- **TO BE DONE**: Using the listing beneath this task, count the lines with the word "Peak" and write only the result.
——————
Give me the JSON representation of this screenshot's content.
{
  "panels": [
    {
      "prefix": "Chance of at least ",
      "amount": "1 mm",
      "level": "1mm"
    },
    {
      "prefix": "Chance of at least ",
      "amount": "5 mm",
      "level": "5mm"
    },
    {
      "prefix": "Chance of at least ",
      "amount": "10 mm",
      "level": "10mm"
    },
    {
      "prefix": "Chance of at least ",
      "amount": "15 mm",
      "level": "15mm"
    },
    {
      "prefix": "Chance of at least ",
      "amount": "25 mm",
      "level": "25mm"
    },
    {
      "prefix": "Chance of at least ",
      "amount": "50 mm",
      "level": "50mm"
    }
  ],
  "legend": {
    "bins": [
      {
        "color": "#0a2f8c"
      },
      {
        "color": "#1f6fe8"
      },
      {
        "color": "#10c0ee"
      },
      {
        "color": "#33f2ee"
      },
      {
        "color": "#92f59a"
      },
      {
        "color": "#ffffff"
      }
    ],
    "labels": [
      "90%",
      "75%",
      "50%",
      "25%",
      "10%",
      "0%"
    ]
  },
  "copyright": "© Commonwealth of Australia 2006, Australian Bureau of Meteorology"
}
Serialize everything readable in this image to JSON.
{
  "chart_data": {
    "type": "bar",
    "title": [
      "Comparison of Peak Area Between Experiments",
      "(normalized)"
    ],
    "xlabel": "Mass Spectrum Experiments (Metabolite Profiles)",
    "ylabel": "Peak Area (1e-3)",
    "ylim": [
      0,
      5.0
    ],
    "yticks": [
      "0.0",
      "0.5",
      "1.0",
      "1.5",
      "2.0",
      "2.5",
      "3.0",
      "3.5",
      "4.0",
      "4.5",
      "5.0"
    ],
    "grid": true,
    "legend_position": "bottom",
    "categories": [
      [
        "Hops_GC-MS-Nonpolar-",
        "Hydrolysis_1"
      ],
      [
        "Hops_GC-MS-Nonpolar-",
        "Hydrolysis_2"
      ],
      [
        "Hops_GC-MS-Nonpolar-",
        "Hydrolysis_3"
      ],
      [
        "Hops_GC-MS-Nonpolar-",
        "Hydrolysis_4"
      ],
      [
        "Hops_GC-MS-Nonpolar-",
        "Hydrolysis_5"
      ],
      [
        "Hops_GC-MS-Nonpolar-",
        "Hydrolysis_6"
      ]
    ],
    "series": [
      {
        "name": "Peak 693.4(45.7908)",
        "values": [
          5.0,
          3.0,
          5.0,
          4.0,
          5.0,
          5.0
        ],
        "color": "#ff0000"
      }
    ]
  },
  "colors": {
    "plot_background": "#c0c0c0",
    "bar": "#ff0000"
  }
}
——————
- **FINAL RESULT**: 3